### EXTRACTED ENTRIES
——

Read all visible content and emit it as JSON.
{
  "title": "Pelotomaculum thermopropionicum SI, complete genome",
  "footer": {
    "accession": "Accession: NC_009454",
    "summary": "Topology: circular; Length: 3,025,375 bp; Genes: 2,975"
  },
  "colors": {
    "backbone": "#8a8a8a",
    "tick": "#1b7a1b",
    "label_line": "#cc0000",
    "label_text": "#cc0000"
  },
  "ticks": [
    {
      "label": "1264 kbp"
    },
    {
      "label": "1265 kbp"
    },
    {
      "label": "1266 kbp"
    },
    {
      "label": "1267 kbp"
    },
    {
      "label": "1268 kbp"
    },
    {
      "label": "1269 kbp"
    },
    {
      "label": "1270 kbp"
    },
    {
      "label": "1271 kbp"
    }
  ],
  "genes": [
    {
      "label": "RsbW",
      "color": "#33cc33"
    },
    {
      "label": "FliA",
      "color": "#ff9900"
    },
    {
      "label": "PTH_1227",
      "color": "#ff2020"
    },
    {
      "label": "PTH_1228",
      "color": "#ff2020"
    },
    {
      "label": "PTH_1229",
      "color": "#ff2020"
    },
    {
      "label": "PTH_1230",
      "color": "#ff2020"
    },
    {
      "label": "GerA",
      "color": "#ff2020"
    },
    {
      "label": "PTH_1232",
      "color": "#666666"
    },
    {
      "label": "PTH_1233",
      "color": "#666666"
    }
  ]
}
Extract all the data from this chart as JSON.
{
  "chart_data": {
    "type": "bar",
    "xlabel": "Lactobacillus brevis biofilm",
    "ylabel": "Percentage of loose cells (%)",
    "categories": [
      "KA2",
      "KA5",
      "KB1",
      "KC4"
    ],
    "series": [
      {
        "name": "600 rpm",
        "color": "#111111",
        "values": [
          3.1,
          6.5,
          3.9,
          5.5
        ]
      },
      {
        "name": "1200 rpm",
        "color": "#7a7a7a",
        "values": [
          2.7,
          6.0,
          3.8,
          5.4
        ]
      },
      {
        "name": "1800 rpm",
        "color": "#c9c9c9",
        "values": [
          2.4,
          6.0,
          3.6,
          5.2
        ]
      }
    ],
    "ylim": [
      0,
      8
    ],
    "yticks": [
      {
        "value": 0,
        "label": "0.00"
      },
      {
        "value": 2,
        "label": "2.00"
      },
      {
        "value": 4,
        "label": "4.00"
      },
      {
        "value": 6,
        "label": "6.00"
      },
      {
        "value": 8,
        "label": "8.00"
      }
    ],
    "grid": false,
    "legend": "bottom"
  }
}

——

### BRIEF
Please retype the data, matching it exactly.

### RESULT OF THE TASK
Read all visible content and emit it as JSON.
{
  "title": "Pelotomaculum thermopropionicum SI, complete genome",
  "footer": {
    "accession": "Accession: NC_009454",
    "summary": "Topology: circular; Length: 3,025,375 bp; Genes: 2,975"
  },
  "colors": {
    "backbone": "#8a8a8a",
    "tick": "#1b7a1b",
    "label_line": "#cc0000",
    "label_text": "#cc0000"
  },
  "ticks": [
    {
      "label": "1264 kbp"
    },
    {
      "label": "1265 kbp"
    },
    {
      "label": "1266 kbp"
    },
    {
      "label": "1267 kbp"
    },
    {
      "label": "1268 kbp"
    },
    {
      "label": "1269 kbp"
    },
    {
      "label": "1270 kbp"
    },
    {
      "label": "1271 kbp"
    }
  ],
  "genes": [
    {
      "label": "RsbW",
      "color": "#33cc33"
    },
    {
      "label": "FliA",
      "color": "#ff9900"
    },
    {
      "label": "PTH_1227",
      "color": "#ff2020"
    },
    {
      "label": "PTH_1228",
      "color": "#ff2020"
    },
    {
      "label": "PTH_1229",
      "color": "#ff2020"
    },
    {
      "label": "PTH_1230",
      "color": "#ff2020"
    },
    {
      "label": "GerA",
      "color": "#ff2020"
    },
    {
      "label": "PTH_1232",
      "color": "#666666"
    },
    {
      "label": "PTH_1233",
      "color": "#666666"
    }
  ]
}
Extract all the data from this chart as JSON.
{
  "chart_data": {
    "type": "bar",
    "xlabel": "Lactobacillus brevis biofilm",
    "ylabel": "Percentage of loose cells (%)",
    "categories": [
      "KA2",
      "KA5",
      "KB1",
      "KC4"
    ],
    "series": [
      {
        "name": "600 rpm",
        "color": "#111111",
        "values": [
          3.1,
          6.5,
          3.9,
          5.5
        ]
      },
      {
        "name": "1200 rpm",
        "color": "#7a7a7a",
        "values": [
          2.7,
          6.0,
          3.8,
          5.4
        ]
      },
      {
        "name": "1800 rpm",
        "color": "#c9c9c9",
        "values": [
          2.4,
          6.0,
          3.6,
          5.2
        ]
      }
    ],
    "ylim": [
      0,
      8
    ],
    "yticks": [
      {
        "value": 0,
        "label": "0.00"
      },
      {
        "value": 2,
        "label": "2.00"
      },
      {
        "value": 4,
        "label": "4.00"
      },
      {
        "value": 6,
        "label": "6.00"
      },
      {
        "value": 8,
        "label": "8.00"
      }
    ],
    "grid": false,
    "legend": "bottom"
  }
}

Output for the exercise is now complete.